## AIM OF THE EXERCISE
The records that follow must be reproduced in full, exactly as written.

## SUPPLIED DATA
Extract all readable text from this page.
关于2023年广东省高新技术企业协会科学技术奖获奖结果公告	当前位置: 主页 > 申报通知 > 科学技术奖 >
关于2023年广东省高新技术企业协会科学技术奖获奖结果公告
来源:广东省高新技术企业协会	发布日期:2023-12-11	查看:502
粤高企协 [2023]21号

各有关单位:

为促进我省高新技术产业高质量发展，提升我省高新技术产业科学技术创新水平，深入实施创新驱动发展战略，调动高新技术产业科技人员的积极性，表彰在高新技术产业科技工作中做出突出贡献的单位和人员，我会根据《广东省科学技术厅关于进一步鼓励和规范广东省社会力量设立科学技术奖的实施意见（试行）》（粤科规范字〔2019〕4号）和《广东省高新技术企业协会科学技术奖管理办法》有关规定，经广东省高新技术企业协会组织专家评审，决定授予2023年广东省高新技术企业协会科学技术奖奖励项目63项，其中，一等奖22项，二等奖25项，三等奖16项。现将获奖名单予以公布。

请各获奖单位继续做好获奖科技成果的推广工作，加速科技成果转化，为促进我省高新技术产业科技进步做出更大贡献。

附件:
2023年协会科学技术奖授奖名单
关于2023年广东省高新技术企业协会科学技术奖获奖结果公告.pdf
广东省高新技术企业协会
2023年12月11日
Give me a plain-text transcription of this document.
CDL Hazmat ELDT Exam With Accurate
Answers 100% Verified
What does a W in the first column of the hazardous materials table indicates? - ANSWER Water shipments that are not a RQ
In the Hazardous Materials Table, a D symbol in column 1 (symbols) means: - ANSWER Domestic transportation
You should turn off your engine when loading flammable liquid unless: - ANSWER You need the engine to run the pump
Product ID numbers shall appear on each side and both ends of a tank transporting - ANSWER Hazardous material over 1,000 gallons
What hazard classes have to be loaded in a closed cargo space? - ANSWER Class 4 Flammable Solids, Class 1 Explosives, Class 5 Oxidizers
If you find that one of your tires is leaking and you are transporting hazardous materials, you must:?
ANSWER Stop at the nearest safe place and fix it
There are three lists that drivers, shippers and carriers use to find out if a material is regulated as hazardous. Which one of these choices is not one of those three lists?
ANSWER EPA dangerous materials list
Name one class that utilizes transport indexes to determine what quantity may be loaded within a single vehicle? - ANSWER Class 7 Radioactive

## THE RESULT
Extract all readable text from this page.
关于2023年广东省高新技术企业协会科学技术奖获奖结果公告	当前位置: 主页 > 申报通知 > 科学技术奖 >
关于2023年广东省高新技术企业协会科学技术奖获奖结果公告
来源:广东省高新技术企业协会	发布日期:2023-12-11	查看:502
粤高企协 [2023]21号

各有关单位:

为促进我省高新技术产业高质量发展，提升我省高新技术产业科学技术创新水平，深入实施创新驱动发展战略，调动高新技术产业科技人员的积极性，表彰在高新技术产业科技工作中做出突出贡献的单位和人员，我会根据《广东省科学技术厅关于进一步鼓励和规范广东省社会力量设立科学技术奖的实施意见（试行）》（粤科规范字〔2019〕4号）和《广东省高新技术企业协会科学技术奖管理办法》有关规定，经广东省高新技术企业协会组织专家评审，决定授予2023年广东省高新技术企业协会科学技术奖奖励项目63项，其中，一等奖22项，二等奖25项，三等奖16项。现将获奖名单予以公布。

请各获奖单位继续做好获奖科技成果的推广工作，加速科技成果转化，为促进我省高新技术产业科技进步做出更大贡献。

附件:
2023年协会科学技术奖授奖名单
关于2023年广东省高新技术企业协会科学技术奖获奖结果公告.pdf
广东省高新技术企业协会
2023年12月11日
Give me a plain-text transcription of this document.
CDL Hazmat ELDT Exam With Accurate
Answers 100% Verified
What does a W in the first column of the hazardous materials table indicates? - ANSWER Water shipments that are not a RQ
In the Hazardous Materials Table, a D symbol in column 1 (symbols) means: - ANSWER Domestic transportation
You should turn off your engine when loading flammable liquid unless: - ANSWER You need the engine to run the pump
Product ID numbers shall appear on each side and both ends of a tank transporting - ANSWER Hazardous material over 1,000 gallons
What hazard classes have to be loaded in a closed cargo space? - ANSWER Class 4 Flammable Solids, Class 1 Explosives, Class 5 Oxidizers
If you find that one of your tires is leaking and you are transporting hazardous materials, you must:?
ANSWER Stop at the nearest safe place and fix it
There are three lists that drivers, shippers and carriers use to find out if a material is regulated as hazardous. Which one of these choices is not one of those three lists?
ANSWER EPA dangerous materials list
Name one class that utilizes transport indexes to determine what quantity may be loaded within a single vehicle? - ANSWER Class 7 Radioactive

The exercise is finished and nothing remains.